YOUR INSTRUCTIONS: Extract all lines from the data beneath that include the word "content".
### AVAILABLE DATA
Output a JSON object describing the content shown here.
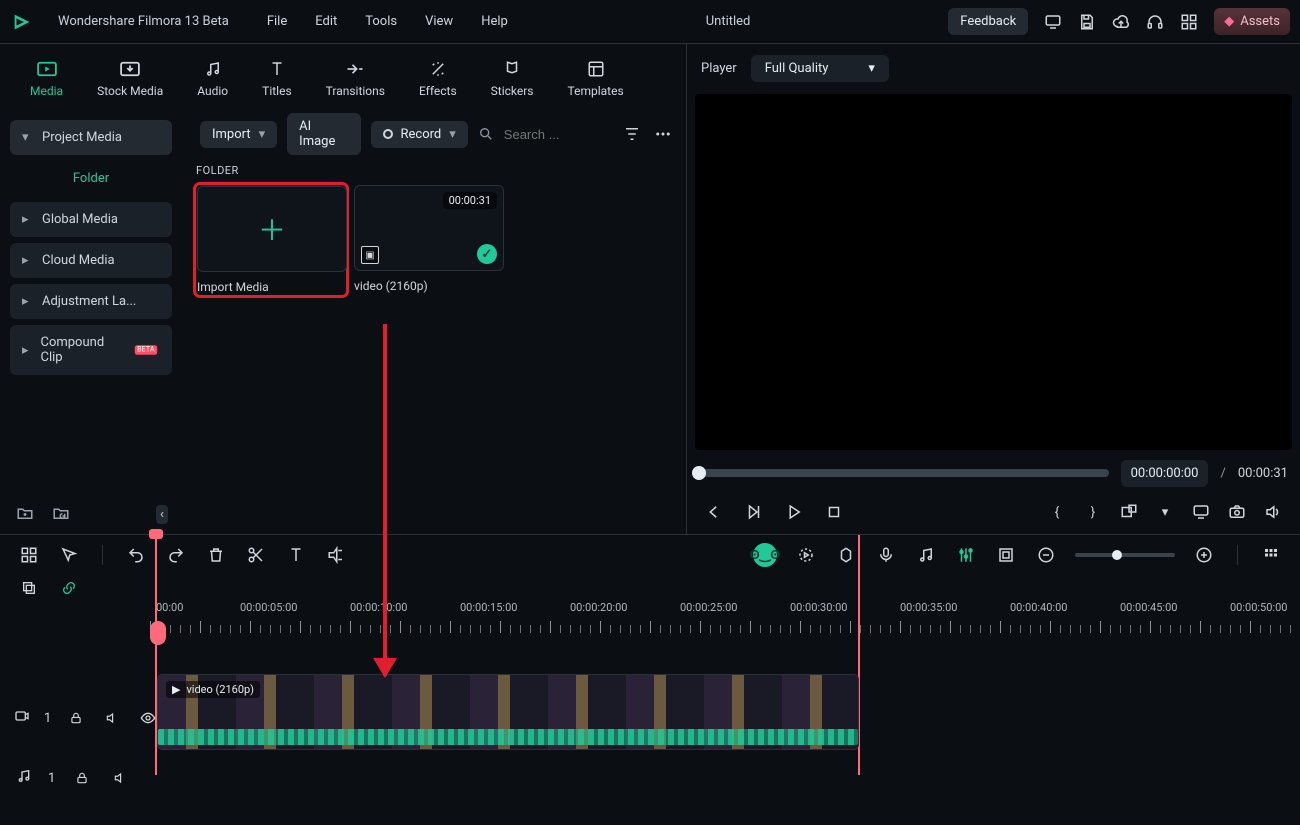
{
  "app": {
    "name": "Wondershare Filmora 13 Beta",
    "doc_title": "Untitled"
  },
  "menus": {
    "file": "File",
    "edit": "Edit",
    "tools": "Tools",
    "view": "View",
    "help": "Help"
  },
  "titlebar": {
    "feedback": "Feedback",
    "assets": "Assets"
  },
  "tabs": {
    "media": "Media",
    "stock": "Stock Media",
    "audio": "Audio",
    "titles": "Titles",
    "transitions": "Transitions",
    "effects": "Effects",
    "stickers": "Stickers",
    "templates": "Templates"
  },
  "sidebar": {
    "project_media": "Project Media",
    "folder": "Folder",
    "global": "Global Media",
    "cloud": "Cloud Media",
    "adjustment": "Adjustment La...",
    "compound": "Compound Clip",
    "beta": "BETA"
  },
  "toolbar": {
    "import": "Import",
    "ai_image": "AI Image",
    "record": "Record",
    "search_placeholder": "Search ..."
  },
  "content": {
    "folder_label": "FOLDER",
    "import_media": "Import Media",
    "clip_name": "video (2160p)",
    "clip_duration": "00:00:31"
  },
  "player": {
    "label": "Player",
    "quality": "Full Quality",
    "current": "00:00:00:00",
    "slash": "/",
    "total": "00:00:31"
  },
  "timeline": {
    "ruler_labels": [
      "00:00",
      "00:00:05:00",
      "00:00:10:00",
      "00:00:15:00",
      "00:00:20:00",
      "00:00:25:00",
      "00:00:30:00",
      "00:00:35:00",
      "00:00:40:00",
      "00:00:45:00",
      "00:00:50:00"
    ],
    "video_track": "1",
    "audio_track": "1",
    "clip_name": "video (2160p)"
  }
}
######
FULL RESPONSE:
Output a JSON object describing the content shown here.
  "content": {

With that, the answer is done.